-- Exercise requirements --
The records below are split into lines. How many of those lines contain the string "also"? Reply with the number only.

-- Recorded data --
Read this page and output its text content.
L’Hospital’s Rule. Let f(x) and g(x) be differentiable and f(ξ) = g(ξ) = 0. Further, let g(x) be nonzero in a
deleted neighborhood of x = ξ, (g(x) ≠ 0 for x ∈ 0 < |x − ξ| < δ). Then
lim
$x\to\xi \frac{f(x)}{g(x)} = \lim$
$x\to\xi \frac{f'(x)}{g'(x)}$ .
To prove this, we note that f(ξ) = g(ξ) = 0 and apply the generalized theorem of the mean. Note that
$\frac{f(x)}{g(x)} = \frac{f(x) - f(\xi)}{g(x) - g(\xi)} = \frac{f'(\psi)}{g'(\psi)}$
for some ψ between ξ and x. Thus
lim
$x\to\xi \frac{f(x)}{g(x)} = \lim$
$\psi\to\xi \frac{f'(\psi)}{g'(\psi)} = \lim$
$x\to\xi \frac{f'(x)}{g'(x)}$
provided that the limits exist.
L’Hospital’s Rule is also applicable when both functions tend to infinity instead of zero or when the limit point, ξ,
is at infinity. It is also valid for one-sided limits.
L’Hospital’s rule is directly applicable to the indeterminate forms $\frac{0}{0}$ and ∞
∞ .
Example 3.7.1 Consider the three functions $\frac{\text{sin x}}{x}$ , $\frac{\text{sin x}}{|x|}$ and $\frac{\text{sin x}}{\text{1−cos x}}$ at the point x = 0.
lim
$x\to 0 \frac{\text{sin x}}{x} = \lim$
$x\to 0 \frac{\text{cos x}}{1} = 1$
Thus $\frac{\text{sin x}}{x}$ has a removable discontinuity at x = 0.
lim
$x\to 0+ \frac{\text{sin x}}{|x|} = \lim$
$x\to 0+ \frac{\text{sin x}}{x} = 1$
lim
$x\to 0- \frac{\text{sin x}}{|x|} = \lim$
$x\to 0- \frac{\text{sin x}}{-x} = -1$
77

-- The result --
2